*What to work on*
Pick out and copy every line below that has the word "name".

*Data for processing*
═══

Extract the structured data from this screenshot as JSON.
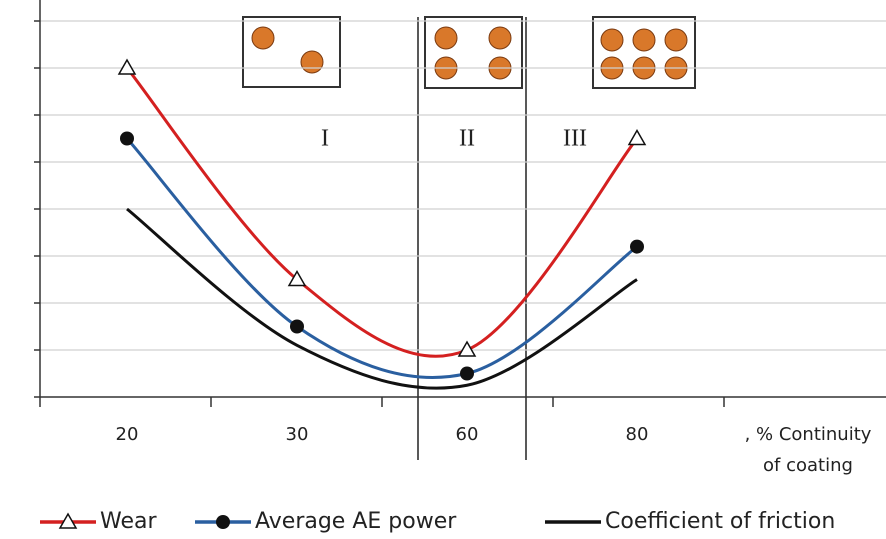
{
  "chart_data": {
    "type": "line",
    "categories": [
      "20",
      "30",
      "60",
      "80"
    ],
    "series": [
      {
        "name": "Wear",
        "color": "#d42020",
        "marker": "triangle",
        "values": [
          7,
          2.5,
          1,
          5.5
        ]
      },
      {
        "name": "Average AE power",
        "color": "#2a5fa0",
        "marker": "circle",
        "values": [
          5.5,
          1.5,
          0.5,
          3.2
        ]
      },
      {
        "name": "Coefficient of friction",
        "color": "#111111",
        "marker": "none",
        "values": [
          4,
          1.1,
          0.25,
          2.5
        ]
      }
    ],
    "ylim": [
      0,
      8
    ],
    "yticks": [
      0,
      1,
      2,
      3,
      4,
      5,
      6,
      7,
      8
    ],
    "grid": true,
    "xlabel": [
      ", % Continuity",
      "of coating"
    ],
    "annotations": [
      "I",
      "II",
      "III"
    ],
    "legend": "bottom"
  }
}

═══

*Worked solution*
        "name": "Wear",
        "name": "Average AE power",
        "name": "Coefficient of friction",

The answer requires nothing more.